- [Your instructions] Count the lines in the records that contain the string "interactable", with uppercase and lowercase letters counting as different. Reply with only the number.

- [Data rows]
::::

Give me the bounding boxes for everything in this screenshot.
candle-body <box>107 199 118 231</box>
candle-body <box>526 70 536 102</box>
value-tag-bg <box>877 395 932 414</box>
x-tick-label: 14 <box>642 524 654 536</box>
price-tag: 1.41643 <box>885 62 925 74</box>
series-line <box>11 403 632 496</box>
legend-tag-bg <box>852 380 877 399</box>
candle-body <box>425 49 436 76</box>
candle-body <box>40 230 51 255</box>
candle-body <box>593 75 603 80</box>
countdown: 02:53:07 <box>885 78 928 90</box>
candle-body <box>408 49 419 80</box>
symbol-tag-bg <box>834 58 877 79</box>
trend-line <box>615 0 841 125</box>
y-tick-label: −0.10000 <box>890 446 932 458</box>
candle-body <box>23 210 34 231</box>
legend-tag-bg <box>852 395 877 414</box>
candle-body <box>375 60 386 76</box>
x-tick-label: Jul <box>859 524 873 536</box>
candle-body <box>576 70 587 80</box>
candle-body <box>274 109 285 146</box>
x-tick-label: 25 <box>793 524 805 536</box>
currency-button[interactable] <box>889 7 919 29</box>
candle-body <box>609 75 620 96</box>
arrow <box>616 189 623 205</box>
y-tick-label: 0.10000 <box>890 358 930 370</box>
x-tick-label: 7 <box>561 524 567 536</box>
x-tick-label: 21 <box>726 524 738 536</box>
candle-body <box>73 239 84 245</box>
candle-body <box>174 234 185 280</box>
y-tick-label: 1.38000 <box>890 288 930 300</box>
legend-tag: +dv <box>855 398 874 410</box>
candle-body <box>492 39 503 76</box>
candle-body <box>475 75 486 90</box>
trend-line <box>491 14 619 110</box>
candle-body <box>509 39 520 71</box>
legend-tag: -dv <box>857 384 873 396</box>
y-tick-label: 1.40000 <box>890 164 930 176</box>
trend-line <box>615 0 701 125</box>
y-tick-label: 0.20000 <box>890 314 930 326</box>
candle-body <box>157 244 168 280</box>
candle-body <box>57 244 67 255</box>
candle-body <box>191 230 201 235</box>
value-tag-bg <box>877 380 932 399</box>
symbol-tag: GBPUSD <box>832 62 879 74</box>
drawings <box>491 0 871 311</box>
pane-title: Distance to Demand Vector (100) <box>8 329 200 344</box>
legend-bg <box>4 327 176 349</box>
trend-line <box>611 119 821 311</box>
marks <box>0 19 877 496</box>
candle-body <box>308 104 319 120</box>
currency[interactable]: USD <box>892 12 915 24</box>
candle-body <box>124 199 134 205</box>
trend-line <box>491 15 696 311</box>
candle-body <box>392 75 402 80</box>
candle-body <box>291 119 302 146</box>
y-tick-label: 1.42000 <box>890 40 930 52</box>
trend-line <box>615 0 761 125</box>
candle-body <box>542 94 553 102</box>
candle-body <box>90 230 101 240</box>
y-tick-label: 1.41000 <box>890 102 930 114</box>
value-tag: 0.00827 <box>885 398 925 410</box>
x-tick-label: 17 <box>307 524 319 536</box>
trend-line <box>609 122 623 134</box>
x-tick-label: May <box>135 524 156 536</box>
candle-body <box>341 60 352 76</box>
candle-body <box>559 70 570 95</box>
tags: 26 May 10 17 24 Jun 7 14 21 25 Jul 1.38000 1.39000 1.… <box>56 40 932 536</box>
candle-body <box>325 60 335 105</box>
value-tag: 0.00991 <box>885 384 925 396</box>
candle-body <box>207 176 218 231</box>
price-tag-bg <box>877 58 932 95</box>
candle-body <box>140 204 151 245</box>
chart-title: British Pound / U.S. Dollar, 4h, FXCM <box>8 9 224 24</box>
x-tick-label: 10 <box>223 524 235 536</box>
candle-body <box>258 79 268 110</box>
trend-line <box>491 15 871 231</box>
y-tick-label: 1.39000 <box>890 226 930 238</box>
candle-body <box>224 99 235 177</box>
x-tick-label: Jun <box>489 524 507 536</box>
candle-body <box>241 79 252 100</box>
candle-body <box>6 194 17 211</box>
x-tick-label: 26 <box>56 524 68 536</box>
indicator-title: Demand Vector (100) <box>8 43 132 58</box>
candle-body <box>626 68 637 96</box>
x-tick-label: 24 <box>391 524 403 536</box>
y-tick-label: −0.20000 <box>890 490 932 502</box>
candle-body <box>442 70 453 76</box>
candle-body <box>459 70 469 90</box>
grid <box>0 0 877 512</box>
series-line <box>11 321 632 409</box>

::::

- [Exercise output] 2